● **THE PROBLEM**
Copy the data precisely, keeping every character.
··· SOURCE RECORDS
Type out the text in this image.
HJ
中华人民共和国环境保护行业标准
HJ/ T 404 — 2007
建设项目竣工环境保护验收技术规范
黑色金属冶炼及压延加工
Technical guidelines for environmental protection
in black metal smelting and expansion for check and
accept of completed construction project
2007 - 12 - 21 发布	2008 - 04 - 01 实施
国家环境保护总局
······
● **RESPONSE**
Type out the text in this image.
HJ
中华人民共和国环境保护行业标准
HJ/ T 404 — 2007
建设项目竣工环境保护验收技术规范
黑色金属冶炼及压延加工
Technical guidelines for environmental protection
in black metal smelting and expansion for check and
accept of completed construction project
2007 - 12 - 21 发布	2008 - 04 - 01 实施
国家环境保护总局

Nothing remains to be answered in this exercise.